Render every line of the rows below as a JSON list of strings, one string per line, omitting any blank lines.

## LISTING
•••••
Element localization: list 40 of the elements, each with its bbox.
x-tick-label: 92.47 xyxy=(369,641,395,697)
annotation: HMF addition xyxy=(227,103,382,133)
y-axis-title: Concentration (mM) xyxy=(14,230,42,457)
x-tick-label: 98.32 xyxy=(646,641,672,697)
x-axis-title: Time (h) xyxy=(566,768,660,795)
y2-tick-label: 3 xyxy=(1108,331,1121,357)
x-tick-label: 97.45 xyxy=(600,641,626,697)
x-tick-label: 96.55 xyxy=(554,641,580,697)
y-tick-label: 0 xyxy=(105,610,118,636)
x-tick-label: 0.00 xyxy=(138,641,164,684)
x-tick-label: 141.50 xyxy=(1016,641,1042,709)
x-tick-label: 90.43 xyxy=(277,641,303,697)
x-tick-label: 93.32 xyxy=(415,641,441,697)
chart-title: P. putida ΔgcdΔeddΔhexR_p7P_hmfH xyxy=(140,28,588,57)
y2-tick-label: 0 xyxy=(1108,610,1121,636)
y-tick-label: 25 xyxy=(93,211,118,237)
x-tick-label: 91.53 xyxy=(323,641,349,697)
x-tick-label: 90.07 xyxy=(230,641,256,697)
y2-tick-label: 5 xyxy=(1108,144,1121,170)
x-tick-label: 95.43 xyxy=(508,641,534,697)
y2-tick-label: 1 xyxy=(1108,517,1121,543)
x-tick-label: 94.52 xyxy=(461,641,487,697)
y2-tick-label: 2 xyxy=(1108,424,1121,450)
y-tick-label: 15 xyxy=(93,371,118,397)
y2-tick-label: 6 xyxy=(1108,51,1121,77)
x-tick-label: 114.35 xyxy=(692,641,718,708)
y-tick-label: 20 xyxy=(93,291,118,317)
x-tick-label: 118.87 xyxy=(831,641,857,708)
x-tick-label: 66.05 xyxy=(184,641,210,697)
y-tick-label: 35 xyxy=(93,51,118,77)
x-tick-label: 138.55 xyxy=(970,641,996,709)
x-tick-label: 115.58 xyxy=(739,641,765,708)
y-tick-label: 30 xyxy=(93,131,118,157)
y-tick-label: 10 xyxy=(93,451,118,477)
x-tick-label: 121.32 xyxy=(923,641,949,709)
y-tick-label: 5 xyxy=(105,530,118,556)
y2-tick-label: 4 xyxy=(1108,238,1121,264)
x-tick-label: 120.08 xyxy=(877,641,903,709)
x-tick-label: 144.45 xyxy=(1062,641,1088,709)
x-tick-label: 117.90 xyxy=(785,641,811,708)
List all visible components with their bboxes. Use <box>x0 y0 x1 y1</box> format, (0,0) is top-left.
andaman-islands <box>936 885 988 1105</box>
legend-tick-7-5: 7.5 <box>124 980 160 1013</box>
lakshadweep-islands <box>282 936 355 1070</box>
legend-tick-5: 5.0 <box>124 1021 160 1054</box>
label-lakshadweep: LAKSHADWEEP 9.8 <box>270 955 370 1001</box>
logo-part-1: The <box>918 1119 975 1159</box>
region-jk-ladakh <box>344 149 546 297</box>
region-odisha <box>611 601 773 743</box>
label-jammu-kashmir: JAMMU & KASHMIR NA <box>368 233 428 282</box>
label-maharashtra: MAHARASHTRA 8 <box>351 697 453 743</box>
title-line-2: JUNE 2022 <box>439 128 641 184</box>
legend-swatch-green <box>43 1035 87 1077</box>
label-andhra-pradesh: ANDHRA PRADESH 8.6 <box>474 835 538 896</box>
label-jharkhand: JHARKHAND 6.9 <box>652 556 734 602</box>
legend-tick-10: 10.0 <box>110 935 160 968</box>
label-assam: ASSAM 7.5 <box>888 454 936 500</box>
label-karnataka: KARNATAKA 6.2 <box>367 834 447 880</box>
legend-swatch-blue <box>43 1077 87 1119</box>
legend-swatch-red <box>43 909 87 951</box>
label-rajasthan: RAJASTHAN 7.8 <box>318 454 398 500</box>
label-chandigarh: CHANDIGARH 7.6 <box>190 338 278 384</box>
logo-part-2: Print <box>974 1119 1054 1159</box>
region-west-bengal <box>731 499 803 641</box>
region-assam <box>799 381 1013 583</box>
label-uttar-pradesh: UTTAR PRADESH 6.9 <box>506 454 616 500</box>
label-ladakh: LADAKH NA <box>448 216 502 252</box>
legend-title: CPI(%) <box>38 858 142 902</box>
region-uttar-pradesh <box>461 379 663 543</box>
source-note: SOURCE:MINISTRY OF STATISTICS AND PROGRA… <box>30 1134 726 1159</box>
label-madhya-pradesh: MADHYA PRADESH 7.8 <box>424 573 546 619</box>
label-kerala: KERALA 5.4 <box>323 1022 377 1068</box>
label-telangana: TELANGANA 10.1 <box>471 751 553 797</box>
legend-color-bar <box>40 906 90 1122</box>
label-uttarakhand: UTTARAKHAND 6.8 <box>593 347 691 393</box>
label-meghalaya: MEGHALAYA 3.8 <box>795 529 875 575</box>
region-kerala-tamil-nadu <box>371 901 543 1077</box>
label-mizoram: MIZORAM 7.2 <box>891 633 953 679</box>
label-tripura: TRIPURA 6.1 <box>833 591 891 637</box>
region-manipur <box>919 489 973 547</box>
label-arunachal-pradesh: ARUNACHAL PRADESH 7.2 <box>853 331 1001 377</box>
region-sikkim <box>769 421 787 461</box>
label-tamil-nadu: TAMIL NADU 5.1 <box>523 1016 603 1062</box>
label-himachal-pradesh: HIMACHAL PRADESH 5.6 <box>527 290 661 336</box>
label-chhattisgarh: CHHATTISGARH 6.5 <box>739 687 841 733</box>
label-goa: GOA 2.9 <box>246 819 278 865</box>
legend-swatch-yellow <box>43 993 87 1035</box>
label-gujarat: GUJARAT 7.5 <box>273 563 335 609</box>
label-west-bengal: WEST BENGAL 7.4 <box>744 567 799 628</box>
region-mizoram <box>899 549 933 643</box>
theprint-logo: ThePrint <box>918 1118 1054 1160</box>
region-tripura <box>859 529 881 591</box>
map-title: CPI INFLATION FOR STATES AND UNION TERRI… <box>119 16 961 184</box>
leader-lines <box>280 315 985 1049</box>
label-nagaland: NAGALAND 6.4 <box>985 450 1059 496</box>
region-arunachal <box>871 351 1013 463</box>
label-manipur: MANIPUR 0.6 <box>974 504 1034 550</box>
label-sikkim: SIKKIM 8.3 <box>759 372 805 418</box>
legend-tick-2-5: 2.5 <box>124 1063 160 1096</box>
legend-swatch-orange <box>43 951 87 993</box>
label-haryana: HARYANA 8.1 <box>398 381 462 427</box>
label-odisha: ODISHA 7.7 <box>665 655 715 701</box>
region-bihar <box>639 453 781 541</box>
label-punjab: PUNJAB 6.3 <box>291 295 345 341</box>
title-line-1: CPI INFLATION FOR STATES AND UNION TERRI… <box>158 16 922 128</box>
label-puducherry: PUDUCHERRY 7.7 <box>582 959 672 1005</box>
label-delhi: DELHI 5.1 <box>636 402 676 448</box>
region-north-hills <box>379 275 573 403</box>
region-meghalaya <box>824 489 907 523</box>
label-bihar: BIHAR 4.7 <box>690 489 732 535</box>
•••••
## REPLY TO THE TASK
[
  "Element localization: list 40 of the elements, each with its bbox.",
  "x-tick-label: 92.47 xyxy=(369,641,395,697)",
  "annotation: HMF addition xyxy=(227,103,382,133)",
  "y-axis-title: Concentration (mM) xyxy=(14,230,42,457)",
  "x-tick-label: 98.32 xyxy=(646,641,672,697)",
  "x-axis-title: Time (h) xyxy=(566,768,660,795)",
  "y2-tick-label: 3 xyxy=(1108,331,1121,357)",
  "x-tick-label: 97.45 xyxy=(600,641,626,697)",
  "x-tick-label: 96.55 xyxy=(554,641,580,697)",
  "y-tick-label: 0 xyxy=(105,610,118,636)",
  "x-tick-label: 0.00 xyxy=(138,641,164,684)",
  "x-tick-label: 141.50 xyxy=(1016,641,1042,709)",
  "x-tick-label: 90.43 xyxy=(277,641,303,697)",
  "x-tick-label: 93.32 xyxy=(415,641,441,697)",
  "chart-title: P. putida ΔgcdΔeddΔhexR_p7P_hmfH xyxy=(140,28,588,57)",
  "y2-tick-label: 0 xyxy=(1108,610,1121,636)",
  "y-tick-label: 25 xyxy=(93,211,118,237)",
  "x-tick-label: 91.53 xyxy=(323,641,349,697)",
  "x-tick-label: 90.07 xyxy=(230,641,256,697)",
  "y2-tick-label: 5 xyxy=(1108,144,1121,170)",
  "x-tick-label: 95.43 xyxy=(508,641,534,697)",
  "y2-tick-label: 1 xyxy=(1108,517,1121,543)",
  "x-tick-label: 94.52 xyxy=(461,641,487,697)",
  "y2-tick-label: 2 xyxy=(1108,424,1121,450)",
  "y-tick-label: 15 xyxy=(93,371,118,397)",
  "y2-tick-label: 6 xyxy=(1108,51,1121,77)",
  "x-tick-label: 114.35 xyxy=(692,641,718,708)",
  "y-tick-label: 20 xyxy=(93,291,118,317)",
  "x-tick-label: 118.87 xyxy=(831,641,857,708)",
  "x-tick-label: 66.05 xyxy=(184,641,210,697)",
  "y-tick-label: 35 xyxy=(93,51,118,77)",
  "x-tick-label: 138.55 xyxy=(970,641,996,709)",
  "x-tick-label: 115.58 xyxy=(739,641,765,708)",
  "y-tick-label: 30 xyxy=(93,131,118,157)",
  "y-tick-label: 10 xyxy=(93,451,118,477)",
  "x-tick-label: 121.32 xyxy=(923,641,949,709)",
  "y-tick-label: 5 xyxy=(105,530,118,556)",
  "y2-tick-label: 4 xyxy=(1108,238,1121,264)",
  "x-tick-label: 120.08 xyxy=(877,641,903,709)",
  "x-tick-label: 144.45 xyxy=(1062,641,1088,709)",
  "x-tick-label: 117.90 xyxy=(785,641,811,708)",
  "List all visible components with their bboxes. Use <box>x0 y0 x1 y1</box> format, (0,0) is top-left.",
  "andaman-islands <box>936 885 988 1105</box>",
  "legend-tick-7-5: 7.5 <box>124 980 160 1013</box>",
  "lakshadweep-islands <box>282 936 355 1070</box>",
  "legend-tick-5: 5.0 <box>124 1021 160 1054</box>",
  "label-lakshadweep: LAKSHADWEEP 9.8 <box>270 955 370 1001</box>",
  "logo-part-1: The <box>918 1119 975 1159</box>",
  "region-jk-ladakh <box>344 149 546 297</box>",
  "region-odisha <box>611 601 773 743</box>",
  "label-jammu-kashmir: JAMMU & KASHMIR NA <box>368 233 428 282</box>",
  "label-maharashtra: MAHARASHTRA 8 <box>351 697 453 743</box>",
  "title-line-2: JUNE 2022 <box>439 128 641 184</box>",
  "legend-swatch-green <box>43 1035 87 1077</box>",
  "label-andhra-pradesh: ANDHRA PRADESH 8.6 <box>474 835 538 896</box>",
  "label-jharkhand: JHARKHAND 6.9 <box>652 556 734 602</box>",
  "legend-tick-10: 10.0 <box>110 935 160 968</box>",
  "label-assam: ASSAM 7.5 <box>888 454 936 500</box>",
  "label-karnataka: KARNATAKA 6.2 <box>367 834 447 880</box>",
  "legend-swatch-blue <box>43 1077 87 1119</box>",
  "legend-swatch-red <box>43 909 87 951</box>",
  "label-rajasthan: RAJASTHAN 7.8 <box>318 454 398 500</box>",
  "label-chandigarh: CHANDIGARH 7.6 <box>190 338 278 384</box>",
  "logo-part-2: Print <box>974 1119 1054 1159</box>",
  "region-west-bengal <box>731 499 803 641</box>",
  "region-assam <box>799 381 1013 583</box>",
  "label-uttar-pradesh: UTTAR PRADESH 6.9 <box>506 454 616 500</box>",
  "label-ladakh: LADAKH NA <box>448 216 502 252</box>",
  "legend-title: CPI(%) <box>38 858 142 902</box>",
  "region-uttar-pradesh <box>461 379 663 543</box>",
  "source-note: SOURCE:MINISTRY OF STATISTICS AND PROGRA… <box>30 1134 726 1159</box>",
  "label-madhya-pradesh: MADHYA PRADESH 7.8 <box>424 573 546 619</box>",
  "label-kerala: KERALA 5.4 <box>323 1022 377 1068</box>",
  "label-telangana: TELANGANA 10.1 <box>471 751 553 797</box>",
  "legend-color-bar <box>40 906 90 1122</box>",
  "label-uttarakhand: UTTARAKHAND 6.8 <box>593 347 691 393</box>",
  "label-meghalaya: MEGHALAYA 3.8 <box>795 529 875 575</box>",
  "region-kerala-tamil-nadu <box>371 901 543 1077</box>",
  "label-mizoram: MIZORAM 7.2 <box>891 633 953 679</box>",
  "label-tripura: TRIPURA 6.1 <box>833 591 891 637</box>",
  "region-manipur <box>919 489 973 547</box>",
  "label-arunachal-pradesh: ARUNACHAL PRADESH 7.2 <box>853 331 1001 377</box>",
  "region-sikkim <box>769 421 787 461</box>",
  "label-tamil-nadu: TAMIL NADU 5.1 <box>523 1016 603 1062</box>",
  "label-himachal-pradesh: HIMACHAL PRADESH 5.6 <box>527 290 661 336</box>",
  "label-chhattisgarh: CHHATTISGARH 6.5 <box>739 687 841 733</box>",
  "label-goa: GOA 2.9 <box>246 819 278 865</box>",
  "legend-swatch-yellow <box>43 993 87 1035</box>",
  "label-gujarat: GUJARAT 7.5 <box>273 563 335 609</box>",
  "label-west-bengal: WEST BENGAL 7.4 <box>744 567 799 628</box>",
  "region-mizoram <box>899 549 933 643</box>",
  "theprint-logo: ThePrint <box>918 1118 1054 1160</box>",
  "region-tripura <box>859 529 881 591</box>",
  "map-title: CPI INFLATION FOR STATES AND UNION TERRI… <box>119 16 961 184</box>",
  "leader-lines <box>280 315 985 1049</box>",
  "label-nagaland: NAGALAND 6.4 <box>985 450 1059 496</box>",
  "region-arunachal <box>871 351 1013 463</box>",
  "label-manipur: MANIPUR 0.6 <box>974 504 1034 550</box>",
  "label-sikkim: SIKKIM 8.3 <box>759 372 805 418</box>",
  "legend-tick-2-5: 2.5 <box>124 1063 160 1096</box>",
  "legend-swatch-orange <box>43 951 87 993</box>",
  "label-haryana: HARYANA 8.1 <box>398 381 462 427</box>",
  "label-odisha: ODISHA 7.7 <box>665 655 715 701</box>",
  "region-bihar <box>639 453 781 541</box>",
  "label-punjab: PUNJAB 6.3 <box>291 295 345 341</box>",
  "title-line-1: CPI INFLATION FOR STATES AND UNION TERRI… <box>158 16 922 128</box>",
  "label-puducherry: PUDUCHERRY 7.7 <box>582 959 672 1005</box>",
  "label-delhi: DELHI 5.1 <box>636 402 676 448</box>",
  "region-north-hills <box>379 275 573 403</box>",
  "region-meghalaya <box>824 489 907 523</box>",
  "label-bihar: BIHAR 4.7 <box>690 489 732 535</box>"
]